Data entries
——————

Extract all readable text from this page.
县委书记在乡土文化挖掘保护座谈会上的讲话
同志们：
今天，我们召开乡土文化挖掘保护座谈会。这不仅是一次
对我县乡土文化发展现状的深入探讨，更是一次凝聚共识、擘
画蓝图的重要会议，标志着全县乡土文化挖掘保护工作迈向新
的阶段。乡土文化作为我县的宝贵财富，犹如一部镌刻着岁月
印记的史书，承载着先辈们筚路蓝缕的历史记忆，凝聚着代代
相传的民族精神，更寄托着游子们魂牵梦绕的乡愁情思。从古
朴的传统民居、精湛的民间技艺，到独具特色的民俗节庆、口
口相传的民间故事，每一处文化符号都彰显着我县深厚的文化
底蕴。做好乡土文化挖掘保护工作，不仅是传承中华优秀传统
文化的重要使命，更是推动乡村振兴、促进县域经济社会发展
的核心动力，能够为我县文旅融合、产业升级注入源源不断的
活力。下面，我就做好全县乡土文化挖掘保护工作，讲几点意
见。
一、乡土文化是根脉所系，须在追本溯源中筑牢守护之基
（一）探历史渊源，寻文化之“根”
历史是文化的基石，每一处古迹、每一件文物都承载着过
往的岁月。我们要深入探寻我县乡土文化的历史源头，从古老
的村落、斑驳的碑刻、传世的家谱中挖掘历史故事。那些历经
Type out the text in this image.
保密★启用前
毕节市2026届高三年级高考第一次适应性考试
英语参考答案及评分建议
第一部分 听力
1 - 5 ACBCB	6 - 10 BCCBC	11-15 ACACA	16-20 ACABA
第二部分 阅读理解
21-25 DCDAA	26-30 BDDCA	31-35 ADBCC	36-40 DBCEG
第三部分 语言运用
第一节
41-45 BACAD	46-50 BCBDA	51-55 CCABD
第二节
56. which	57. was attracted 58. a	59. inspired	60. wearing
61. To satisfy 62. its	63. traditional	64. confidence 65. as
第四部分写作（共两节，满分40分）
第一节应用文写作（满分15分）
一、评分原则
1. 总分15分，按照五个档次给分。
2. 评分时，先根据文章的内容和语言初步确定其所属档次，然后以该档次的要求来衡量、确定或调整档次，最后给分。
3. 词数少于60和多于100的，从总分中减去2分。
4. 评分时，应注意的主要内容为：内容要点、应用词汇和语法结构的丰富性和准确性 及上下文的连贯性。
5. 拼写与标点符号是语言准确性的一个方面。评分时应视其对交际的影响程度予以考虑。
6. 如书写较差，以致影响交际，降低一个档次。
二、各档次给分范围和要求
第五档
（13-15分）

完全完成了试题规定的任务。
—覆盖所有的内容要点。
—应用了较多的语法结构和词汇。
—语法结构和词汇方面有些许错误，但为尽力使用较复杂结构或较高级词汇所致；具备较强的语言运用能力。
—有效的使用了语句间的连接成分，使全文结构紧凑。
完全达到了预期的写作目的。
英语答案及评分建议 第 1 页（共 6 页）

——————

Instruction
Your task is to print all of the records exactly.

Exercise output
Extract all readable text from this page.
县委书记在乡土文化挖掘保护座谈会上的讲话
同志们：
今天，我们召开乡土文化挖掘保护座谈会。这不仅是一次
对我县乡土文化发展现状的深入探讨，更是一次凝聚共识、擘
画蓝图的重要会议，标志着全县乡土文化挖掘保护工作迈向新
的阶段。乡土文化作为我县的宝贵财富，犹如一部镌刻着岁月
印记的史书，承载着先辈们筚路蓝缕的历史记忆，凝聚着代代
相传的民族精神，更寄托着游子们魂牵梦绕的乡愁情思。从古
朴的传统民居、精湛的民间技艺，到独具特色的民俗节庆、口
口相传的民间故事，每一处文化符号都彰显着我县深厚的文化
底蕴。做好乡土文化挖掘保护工作，不仅是传承中华优秀传统
文化的重要使命，更是推动乡村振兴、促进县域经济社会发展
的核心动力，能够为我县文旅融合、产业升级注入源源不断的
活力。下面，我就做好全县乡土文化挖掘保护工作，讲几点意
见。
一、乡土文化是根脉所系，须在追本溯源中筑牢守护之基
（一）探历史渊源，寻文化之“根”
历史是文化的基石，每一处古迹、每一件文物都承载着过
往的岁月。我们要深入探寻我县乡土文化的历史源头，从古老
的村落、斑驳的碑刻、传世的家谱中挖掘历史故事。那些历经
Type out the text in this image.
保密★启用前
毕节市2026届高三年级高考第一次适应性考试
英语参考答案及评分建议
第一部分 听力
1 - 5 ACBCB	6 - 10 BCCBC	11-15 ACACA	16-20 ACABA
第二部分 阅读理解
21-25 DCDAA	26-30 BDDCA	31-35 ADBCC	36-40 DBCEG
第三部分 语言运用
第一节
41-45 BACAD	46-50 BCBDA	51-55 CCABD
第二节
56. which	57. was attracted 58. a	59. inspired	60. wearing
61. To satisfy 62. its	63. traditional	64. confidence 65. as
第四部分写作（共两节，满分40分）
第一节应用文写作（满分15分）
一、评分原则
1. 总分15分，按照五个档次给分。
2. 评分时，先根据文章的内容和语言初步确定其所属档次，然后以该档次的要求来衡量、确定或调整档次，最后给分。
3. 词数少于60和多于100的，从总分中减去2分。
4. 评分时，应注意的主要内容为：内容要点、应用词汇和语法结构的丰富性和准确性 及上下文的连贯性。
5. 拼写与标点符号是语言准确性的一个方面。评分时应视其对交际的影响程度予以考虑。
6. 如书写较差，以致影响交际，降低一个档次。
二、各档次给分范围和要求
第五档
（13-15分）

完全完成了试题规定的任务。
—覆盖所有的内容要点。
—应用了较多的语法结构和词汇。
—语法结构和词汇方面有些许错误，但为尽力使用较复杂结构或较高级词汇所致；具备较强的语言运用能力。
—有效的使用了语句间的连接成分，使全文结构紧凑。
完全达到了预期的写作目的。
英语答案及评分建议 第 1 页（共 6 页）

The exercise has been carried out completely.